# WHAT YOU SHOULD DO
Output each entry exactly; skip nothing.

##########

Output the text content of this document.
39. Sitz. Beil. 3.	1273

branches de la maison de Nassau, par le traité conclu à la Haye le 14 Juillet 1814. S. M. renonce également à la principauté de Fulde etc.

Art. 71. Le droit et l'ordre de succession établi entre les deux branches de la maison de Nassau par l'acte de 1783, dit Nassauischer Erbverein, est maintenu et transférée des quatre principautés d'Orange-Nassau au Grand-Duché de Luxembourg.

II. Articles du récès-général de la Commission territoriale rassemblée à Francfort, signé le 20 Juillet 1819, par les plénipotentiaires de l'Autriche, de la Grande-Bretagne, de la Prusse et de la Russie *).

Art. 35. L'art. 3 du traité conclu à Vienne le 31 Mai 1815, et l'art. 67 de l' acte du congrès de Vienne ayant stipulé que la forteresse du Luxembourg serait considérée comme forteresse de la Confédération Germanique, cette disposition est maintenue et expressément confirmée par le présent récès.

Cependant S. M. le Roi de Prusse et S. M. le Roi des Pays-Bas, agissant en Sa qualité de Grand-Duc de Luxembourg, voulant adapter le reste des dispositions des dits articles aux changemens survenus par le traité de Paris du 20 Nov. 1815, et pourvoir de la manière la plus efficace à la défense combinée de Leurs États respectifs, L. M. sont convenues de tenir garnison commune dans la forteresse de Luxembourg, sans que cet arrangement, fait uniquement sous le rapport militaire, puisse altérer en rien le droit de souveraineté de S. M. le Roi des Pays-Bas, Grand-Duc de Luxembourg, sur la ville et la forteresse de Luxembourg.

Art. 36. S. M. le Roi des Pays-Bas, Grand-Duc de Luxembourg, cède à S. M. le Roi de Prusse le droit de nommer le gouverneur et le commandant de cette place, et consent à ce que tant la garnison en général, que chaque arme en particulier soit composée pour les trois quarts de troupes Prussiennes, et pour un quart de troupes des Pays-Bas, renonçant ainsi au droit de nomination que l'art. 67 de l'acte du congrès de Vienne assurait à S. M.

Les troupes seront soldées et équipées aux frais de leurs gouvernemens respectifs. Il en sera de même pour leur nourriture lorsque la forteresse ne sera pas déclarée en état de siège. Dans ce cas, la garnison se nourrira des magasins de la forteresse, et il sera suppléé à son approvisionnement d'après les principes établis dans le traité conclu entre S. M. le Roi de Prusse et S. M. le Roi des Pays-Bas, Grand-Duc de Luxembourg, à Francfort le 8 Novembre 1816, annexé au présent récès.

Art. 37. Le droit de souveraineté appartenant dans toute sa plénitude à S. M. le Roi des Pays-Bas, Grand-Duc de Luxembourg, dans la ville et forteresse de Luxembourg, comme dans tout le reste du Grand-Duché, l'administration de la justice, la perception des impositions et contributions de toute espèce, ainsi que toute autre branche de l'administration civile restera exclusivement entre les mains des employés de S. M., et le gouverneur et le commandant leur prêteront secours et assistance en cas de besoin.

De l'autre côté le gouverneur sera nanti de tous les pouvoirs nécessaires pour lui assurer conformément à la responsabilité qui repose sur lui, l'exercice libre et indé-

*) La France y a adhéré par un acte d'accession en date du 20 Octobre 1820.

##########

# ANSWER TO THE TASK
Output the text content of this document.
39. Sitz. Beil. 3.	1273

branches de la maison de Nassau, par le traité conclu à la Haye le 14 Juillet 1814. S. M. renonce également à la principauté de Fulde etc.

Art. 71. Le droit et l'ordre de succession établi entre les deux branches de la maison de Nassau par l'acte de 1783, dit Nassauischer Erbverein, est maintenu et transférée des quatre principautés d'Orange-Nassau au Grand-Duché de Luxembourg.

II. Articles du récès-général de la Commission territoriale rassemblée à Francfort, signé le 20 Juillet 1819, par les plénipotentiaires de l'Autriche, de la Grande-Bretagne, de la Prusse et de la Russie *).

Art. 35. L'art. 3 du traité conclu à Vienne le 31 Mai 1815, et l'art. 67 de l' acte du congrès de Vienne ayant stipulé que la forteresse du Luxembourg serait considérée comme forteresse de la Confédération Germanique, cette disposition est maintenue et expressément confirmée par le présent récès.

Cependant S. M. le Roi de Prusse et S. M. le Roi des Pays-Bas, agissant en Sa qualité de Grand-Duc de Luxembourg, voulant adapter le reste des dispositions des dits articles aux changemens survenus par le traité de Paris du 20 Nov. 1815, et pourvoir de la manière la plus efficace à la défense combinée de Leurs États respectifs, L. M. sont convenues de tenir garnison commune dans la forteresse de Luxembourg, sans que cet arrangement, fait uniquement sous le rapport militaire, puisse altérer en rien le droit de souveraineté de S. M. le Roi des Pays-Bas, Grand-Duc de Luxembourg, sur la ville et la forteresse de Luxembourg.

Art. 36. S. M. le Roi des Pays-Bas, Grand-Duc de Luxembourg, cède à S. M. le Roi de Prusse le droit de nommer le gouverneur et le commandant de cette place, et consent à ce que tant la garnison en général, que chaque arme en particulier soit composée pour les trois quarts de troupes Prussiennes, et pour un quart de troupes des Pays-Bas, renonçant ainsi au droit de nomination que l'art. 67 de l'acte du congrès de Vienne assurait à S. M.

Les troupes seront soldées et équipées aux frais de leurs gouvernemens respectifs. Il en sera de même pour leur nourriture lorsque la forteresse ne sera pas déclarée en état de siège. Dans ce cas, la garnison se nourrira des magasins de la forteresse, et il sera suppléé à son approvisionnement d'après les principes établis dans le traité conclu entre S. M. le Roi de Prusse et S. M. le Roi des Pays-Bas, Grand-Duc de Luxembourg, à Francfort le 8 Novembre 1816, annexé au présent récès.

Art. 37. Le droit de souveraineté appartenant dans toute sa plénitude à S. M. le Roi des Pays-Bas, Grand-Duc de Luxembourg, dans la ville et forteresse de Luxembourg, comme dans tout le reste du Grand-Duché, l'administration de la justice, la perception des impositions et contributions de toute espèce, ainsi que toute autre branche de l'administration civile restera exclusivement entre les mains des employés de S. M., et le gouverneur et le commandant leur prêteront secours et assistance en cas de besoin.

De l'autre côté le gouverneur sera nanti de tous les pouvoirs nécessaires pour lui assurer conformément à la responsabilité qui repose sur lui, l'exercice libre et indé-

*) La France y a adhéré par un acte d'accession en date du 20 Octobre 1820.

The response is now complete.